● Extract:
- - - - -

SIGNALING REQUIREMENTS FOR THE EXPRESSION OF THE TRANSACTIVATING FACTOR NF-AT IN HUMAN LYMPHOCYTES-T

A protein called nuclear factor of activated T cells (NF-AT) binds to DNA sequences within the enhancer region of the interleukin 2 (IL2) gene and appears necessary for both the inducibility and T cell specificity of IL2 expression. IL2 production is regulated by multiple signals including those generated via activation of the T cell antigen receptor complex (TcR/CD3), CD2 antigen, protein kinase C (PKC) or elevation of intracellular free calcium concentration ([Ca2+]i). We have, therefore, explored the role of these different stimuli in regulating the nuclear expression of NF-AT in human peripheral blood-derived lymphocytes. Results presented herein indicate that maximal expression of NF-AT in T cells requires at least two signals: PKC activation and TcR/CD3 or CD2 triggering, [Ca2+]i increases and TcR/CD3 or CD2 triggering. Data are presented that indicate that either the [Ca2+]i or PKC signal generated via the TcR/CD3 complex would not alone induce NF-AT expression, and that the TcR/CD3 complex probably regulates NF-AT expression because of its ability to regulate multiple intracellular signals in T cells, and not via any single biochemical event. The combination of CD2 mAb GT2/OKT11 used in the present study to trigger the CD2 antigen is able to act in synergy with phorbol 12,13-dibutyrate or inomycin to induce NF-AT expression. However, these CD2 mAb do not elevate [Ca2+]i or activate PKC, suggesting that signals other than [Ca2+]i or PKC can regulate NF-AT expression in peripheral blood-derived T cells.

- - - - -

● Bounding box prediction data:

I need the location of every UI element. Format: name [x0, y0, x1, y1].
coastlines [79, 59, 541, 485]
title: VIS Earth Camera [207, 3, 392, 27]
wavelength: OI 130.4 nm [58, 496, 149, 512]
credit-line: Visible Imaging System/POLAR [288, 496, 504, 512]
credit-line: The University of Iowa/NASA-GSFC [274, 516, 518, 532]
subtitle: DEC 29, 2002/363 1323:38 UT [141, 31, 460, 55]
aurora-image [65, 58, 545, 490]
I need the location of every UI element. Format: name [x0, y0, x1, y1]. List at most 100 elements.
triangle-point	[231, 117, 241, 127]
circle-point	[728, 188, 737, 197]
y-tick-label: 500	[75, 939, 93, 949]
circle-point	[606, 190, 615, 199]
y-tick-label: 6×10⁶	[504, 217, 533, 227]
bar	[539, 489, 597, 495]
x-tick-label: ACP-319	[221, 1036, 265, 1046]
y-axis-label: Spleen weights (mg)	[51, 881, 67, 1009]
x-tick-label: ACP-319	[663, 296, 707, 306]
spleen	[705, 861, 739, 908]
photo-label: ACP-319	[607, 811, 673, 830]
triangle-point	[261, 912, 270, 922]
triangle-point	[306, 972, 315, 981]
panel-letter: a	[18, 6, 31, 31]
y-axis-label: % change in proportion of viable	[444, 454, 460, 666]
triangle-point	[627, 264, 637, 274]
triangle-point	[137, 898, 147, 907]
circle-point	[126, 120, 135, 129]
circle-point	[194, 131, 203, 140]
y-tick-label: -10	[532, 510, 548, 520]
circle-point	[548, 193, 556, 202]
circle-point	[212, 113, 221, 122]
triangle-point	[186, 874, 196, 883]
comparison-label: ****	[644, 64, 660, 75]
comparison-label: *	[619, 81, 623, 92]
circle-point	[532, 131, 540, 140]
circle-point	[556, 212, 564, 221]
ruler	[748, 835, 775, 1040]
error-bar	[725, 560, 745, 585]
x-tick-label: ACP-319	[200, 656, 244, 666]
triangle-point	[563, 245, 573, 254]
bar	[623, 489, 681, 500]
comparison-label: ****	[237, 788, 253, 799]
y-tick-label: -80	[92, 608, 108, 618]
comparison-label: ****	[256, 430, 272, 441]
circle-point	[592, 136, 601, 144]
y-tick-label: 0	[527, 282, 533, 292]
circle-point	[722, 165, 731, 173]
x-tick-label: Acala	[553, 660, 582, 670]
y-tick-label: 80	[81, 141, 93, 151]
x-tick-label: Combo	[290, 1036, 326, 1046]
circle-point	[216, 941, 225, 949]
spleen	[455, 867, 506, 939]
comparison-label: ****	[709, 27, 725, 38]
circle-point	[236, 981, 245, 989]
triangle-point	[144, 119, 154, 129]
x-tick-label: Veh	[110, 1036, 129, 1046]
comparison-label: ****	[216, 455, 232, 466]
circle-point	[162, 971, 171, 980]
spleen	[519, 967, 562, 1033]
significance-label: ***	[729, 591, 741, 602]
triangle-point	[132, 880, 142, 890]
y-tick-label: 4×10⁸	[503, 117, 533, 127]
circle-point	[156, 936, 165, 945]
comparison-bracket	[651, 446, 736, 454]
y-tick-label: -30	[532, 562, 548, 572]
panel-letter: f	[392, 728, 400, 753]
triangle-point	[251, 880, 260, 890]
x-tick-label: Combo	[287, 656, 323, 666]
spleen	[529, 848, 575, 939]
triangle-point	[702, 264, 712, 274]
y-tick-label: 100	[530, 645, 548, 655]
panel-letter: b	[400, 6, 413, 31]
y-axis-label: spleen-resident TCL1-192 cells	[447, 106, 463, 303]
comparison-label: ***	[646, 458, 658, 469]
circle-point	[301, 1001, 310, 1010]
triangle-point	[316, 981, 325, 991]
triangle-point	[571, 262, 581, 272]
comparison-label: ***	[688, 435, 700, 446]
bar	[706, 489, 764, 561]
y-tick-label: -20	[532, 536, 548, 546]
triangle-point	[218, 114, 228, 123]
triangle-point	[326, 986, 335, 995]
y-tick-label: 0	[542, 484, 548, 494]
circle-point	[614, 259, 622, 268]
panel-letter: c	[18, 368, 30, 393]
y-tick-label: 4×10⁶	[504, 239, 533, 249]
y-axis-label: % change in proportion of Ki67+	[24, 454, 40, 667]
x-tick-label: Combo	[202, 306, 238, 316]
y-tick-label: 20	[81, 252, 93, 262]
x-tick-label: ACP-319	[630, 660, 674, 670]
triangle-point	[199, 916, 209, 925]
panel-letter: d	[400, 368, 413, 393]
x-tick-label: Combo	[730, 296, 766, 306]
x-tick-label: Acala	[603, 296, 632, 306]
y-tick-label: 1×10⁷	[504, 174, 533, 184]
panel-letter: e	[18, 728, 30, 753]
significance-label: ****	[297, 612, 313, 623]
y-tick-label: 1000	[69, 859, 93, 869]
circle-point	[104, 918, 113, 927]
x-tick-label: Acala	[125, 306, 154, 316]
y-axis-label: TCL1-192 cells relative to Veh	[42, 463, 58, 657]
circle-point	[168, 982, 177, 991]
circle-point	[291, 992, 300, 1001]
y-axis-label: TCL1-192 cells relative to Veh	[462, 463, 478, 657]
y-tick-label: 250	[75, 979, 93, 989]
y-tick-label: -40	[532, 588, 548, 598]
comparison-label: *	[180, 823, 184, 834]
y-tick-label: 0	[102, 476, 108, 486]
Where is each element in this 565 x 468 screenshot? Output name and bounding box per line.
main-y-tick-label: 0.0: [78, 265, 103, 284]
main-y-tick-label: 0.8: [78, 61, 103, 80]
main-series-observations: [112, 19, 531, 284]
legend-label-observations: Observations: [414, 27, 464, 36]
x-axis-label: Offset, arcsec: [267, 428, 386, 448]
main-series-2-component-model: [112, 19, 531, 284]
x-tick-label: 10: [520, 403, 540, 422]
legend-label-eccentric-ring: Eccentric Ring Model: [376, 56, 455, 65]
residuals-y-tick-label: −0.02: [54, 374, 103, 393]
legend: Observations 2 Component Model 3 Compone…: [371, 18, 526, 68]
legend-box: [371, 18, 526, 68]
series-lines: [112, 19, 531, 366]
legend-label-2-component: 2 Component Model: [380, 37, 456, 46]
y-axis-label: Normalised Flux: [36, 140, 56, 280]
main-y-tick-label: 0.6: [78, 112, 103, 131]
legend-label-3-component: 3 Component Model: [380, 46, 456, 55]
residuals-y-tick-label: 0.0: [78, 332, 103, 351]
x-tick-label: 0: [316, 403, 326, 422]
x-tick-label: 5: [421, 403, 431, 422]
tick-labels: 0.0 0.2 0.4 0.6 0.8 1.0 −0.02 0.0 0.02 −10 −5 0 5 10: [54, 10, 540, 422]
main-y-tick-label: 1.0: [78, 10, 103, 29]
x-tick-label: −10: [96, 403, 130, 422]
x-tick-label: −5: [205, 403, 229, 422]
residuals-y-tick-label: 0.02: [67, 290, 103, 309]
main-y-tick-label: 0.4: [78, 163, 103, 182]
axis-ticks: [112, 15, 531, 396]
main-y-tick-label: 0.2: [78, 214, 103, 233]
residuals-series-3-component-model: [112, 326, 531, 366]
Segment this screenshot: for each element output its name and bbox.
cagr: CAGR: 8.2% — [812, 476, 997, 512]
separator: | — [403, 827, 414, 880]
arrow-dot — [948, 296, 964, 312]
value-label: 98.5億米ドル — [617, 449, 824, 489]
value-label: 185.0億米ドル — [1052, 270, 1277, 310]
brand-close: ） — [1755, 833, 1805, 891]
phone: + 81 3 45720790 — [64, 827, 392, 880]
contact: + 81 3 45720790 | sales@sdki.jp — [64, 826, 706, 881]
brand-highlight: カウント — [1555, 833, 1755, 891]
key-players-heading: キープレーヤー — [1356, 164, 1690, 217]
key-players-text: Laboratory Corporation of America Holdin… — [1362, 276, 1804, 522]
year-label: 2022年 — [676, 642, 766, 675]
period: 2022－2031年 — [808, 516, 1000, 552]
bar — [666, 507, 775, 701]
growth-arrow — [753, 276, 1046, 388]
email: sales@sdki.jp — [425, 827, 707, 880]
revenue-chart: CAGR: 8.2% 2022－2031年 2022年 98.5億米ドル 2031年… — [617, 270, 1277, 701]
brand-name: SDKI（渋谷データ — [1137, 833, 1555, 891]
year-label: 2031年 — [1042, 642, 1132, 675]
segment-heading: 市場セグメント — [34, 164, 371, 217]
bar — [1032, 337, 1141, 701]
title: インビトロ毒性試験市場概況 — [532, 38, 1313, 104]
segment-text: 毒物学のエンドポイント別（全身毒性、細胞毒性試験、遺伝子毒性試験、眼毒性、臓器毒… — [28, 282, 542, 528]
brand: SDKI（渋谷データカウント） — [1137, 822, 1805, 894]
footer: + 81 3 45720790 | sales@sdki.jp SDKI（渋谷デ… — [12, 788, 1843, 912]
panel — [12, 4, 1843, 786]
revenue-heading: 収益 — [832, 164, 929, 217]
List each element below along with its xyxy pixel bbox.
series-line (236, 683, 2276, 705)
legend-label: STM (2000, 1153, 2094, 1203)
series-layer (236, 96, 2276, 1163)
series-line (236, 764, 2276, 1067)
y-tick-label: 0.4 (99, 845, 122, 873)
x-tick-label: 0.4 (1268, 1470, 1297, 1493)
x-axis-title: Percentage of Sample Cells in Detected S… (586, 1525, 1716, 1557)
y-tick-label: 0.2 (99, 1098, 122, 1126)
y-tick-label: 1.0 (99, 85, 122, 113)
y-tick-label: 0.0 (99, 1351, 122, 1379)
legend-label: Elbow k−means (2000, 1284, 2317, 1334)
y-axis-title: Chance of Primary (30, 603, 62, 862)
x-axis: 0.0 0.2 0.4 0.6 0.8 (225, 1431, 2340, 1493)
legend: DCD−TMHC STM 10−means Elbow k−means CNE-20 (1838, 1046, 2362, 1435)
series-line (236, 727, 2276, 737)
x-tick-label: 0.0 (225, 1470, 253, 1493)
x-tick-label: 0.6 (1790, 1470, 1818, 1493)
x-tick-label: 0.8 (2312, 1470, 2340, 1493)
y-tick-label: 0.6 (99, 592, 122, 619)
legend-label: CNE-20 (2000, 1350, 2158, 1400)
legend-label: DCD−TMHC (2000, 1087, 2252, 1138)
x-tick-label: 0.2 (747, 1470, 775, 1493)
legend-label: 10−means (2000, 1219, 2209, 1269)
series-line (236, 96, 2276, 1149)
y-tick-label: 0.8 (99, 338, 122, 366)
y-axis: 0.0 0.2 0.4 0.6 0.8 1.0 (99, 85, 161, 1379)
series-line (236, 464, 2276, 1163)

- - - - -

● Aim of the task:
Answer from the NF-AT abstract:
(a) Within the enhancer region of which gene does NF-AT bind DNA sequences?
(b) In what cells was the nuclear expression of NF-AT studied?
(c) Which two effects do the CD2 mAb used in the study fail to produce?

● Exercise result:
(a) The interleukin 2 (IL2) gene.
(b) Human peripheral blood-derived lymphocytes.
(c) They do not elevate [Ca2+]i and do not activate PKC.